> [Problem requirements]: Copy out the complete listing, word for word.

===== Records provided =====

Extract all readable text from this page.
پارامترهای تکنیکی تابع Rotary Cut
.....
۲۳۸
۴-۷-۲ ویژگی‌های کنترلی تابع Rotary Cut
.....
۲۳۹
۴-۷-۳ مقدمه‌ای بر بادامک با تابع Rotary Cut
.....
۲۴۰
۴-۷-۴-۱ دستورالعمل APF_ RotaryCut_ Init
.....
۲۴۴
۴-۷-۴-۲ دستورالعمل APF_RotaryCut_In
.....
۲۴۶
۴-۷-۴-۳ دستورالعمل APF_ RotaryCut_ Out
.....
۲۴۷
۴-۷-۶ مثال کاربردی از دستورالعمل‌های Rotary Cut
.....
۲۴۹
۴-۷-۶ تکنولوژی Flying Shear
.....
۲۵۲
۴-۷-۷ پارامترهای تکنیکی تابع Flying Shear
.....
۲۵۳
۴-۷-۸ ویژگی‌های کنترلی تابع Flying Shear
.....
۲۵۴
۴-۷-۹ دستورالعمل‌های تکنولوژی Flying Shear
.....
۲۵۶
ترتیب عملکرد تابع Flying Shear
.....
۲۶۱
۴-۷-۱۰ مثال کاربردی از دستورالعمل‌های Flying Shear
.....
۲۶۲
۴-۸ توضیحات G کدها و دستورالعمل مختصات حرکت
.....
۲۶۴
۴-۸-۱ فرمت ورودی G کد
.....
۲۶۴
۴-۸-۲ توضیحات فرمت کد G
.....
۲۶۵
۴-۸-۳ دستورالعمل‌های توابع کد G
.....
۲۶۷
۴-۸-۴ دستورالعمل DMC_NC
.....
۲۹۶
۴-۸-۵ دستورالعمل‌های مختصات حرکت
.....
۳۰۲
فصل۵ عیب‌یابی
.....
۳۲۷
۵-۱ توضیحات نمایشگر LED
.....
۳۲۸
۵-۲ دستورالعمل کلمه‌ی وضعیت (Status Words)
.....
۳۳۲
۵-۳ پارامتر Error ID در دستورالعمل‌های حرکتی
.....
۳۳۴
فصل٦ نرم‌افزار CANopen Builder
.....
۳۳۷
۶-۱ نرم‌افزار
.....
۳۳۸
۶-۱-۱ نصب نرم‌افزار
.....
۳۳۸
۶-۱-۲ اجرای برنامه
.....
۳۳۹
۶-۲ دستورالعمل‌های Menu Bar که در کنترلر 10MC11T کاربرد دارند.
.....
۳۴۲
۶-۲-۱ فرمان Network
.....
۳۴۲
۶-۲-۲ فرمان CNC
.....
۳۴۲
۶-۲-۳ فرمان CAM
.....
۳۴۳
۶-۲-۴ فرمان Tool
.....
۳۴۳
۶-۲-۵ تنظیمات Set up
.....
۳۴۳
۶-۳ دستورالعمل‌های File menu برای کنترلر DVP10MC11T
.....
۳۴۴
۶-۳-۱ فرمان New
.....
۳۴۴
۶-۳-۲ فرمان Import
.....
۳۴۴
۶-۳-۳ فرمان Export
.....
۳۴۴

=====

> [Complete answer]:
Extract all readable text from this page.
پارامترهای تکنیکی تابع Rotary Cut
.....
۲۳۸
۴-۷-۲ ویژگی‌های کنترلی تابع Rotary Cut
.....
۲۳۹
۴-۷-۳ مقدمه‌ای بر بادامک با تابع Rotary Cut
.....
۲۴۰
۴-۷-۴-۱ دستورالعمل APF_ RotaryCut_ Init
.....
۲۴۴
۴-۷-۴-۲ دستورالعمل APF_RotaryCut_In
.....
۲۴۶
۴-۷-۴-۳ دستورالعمل APF_ RotaryCut_ Out
.....
۲۴۷
۴-۷-۶ مثال کاربردی از دستورالعمل‌های Rotary Cut
.....
۲۴۹
۴-۷-۶ تکنولوژی Flying Shear
.....
۲۵۲
۴-۷-۷ پارامترهای تکنیکی تابع Flying Shear
.....
۲۵۳
۴-۷-۸ ویژگی‌های کنترلی تابع Flying Shear
.....
۲۵۴
۴-۷-۹ دستورالعمل‌های تکنولوژی Flying Shear
.....
۲۵۶
ترتیب عملکرد تابع Flying Shear
.....
۲۶۱
۴-۷-۱۰ مثال کاربردی از دستورالعمل‌های Flying Shear
.....
۲۶۲
۴-۸ توضیحات G کدها و دستورالعمل مختصات حرکت
.....
۲۶۴
۴-۸-۱ فرمت ورودی G کد
.....
۲۶۴
۴-۸-۲ توضیحات فرمت کد G
.....
۲۶۵
۴-۸-۳ دستورالعمل‌های توابع کد G
.....
۲۶۷
۴-۸-۴ دستورالعمل DMC_NC
.....
۲۹۶
۴-۸-۵ دستورالعمل‌های مختصات حرکت
.....
۳۰۲
فصل۵ عیب‌یابی
.....
۳۲۷
۵-۱ توضیحات نمایشگر LED
.....
۳۲۸
۵-۲ دستورالعمل کلمه‌ی وضعیت (Status Words)
.....
۳۳۲
۵-۳ پارامتر Error ID در دستورالعمل‌های حرکتی
.....
۳۳۴
فصل٦ نرم‌افزار CANopen Builder
.....
۳۳۷
۶-۱ نرم‌افزار
.....
۳۳۸
۶-۱-۱ نصب نرم‌افزار
.....
۳۳۸
۶-۱-۲ اجرای برنامه
.....
۳۳۹
۶-۲ دستورالعمل‌های Menu Bar که در کنترلر 10MC11T کاربرد دارند.
.....
۳۴۲
۶-۲-۱ فرمان Network
.....
۳۴۲
۶-۲-۲ فرمان CNC
.....
۳۴۲
۶-۲-۳ فرمان CAM
.....
۳۴۳
۶-۲-۴ فرمان Tool
.....
۳۴۳
۶-۲-۵ تنظیمات Set up
.....
۳۴۳
۶-۳ دستورالعمل‌های File menu برای کنترلر DVP10MC11T
.....
۳۴۴
۶-۳-۱ فرمان New
.....
۳۴۴
۶-۳-۲ فرمان Import
.....
۳۴۴
۶-۳-۳ فرمان Export
.....
۳۴۴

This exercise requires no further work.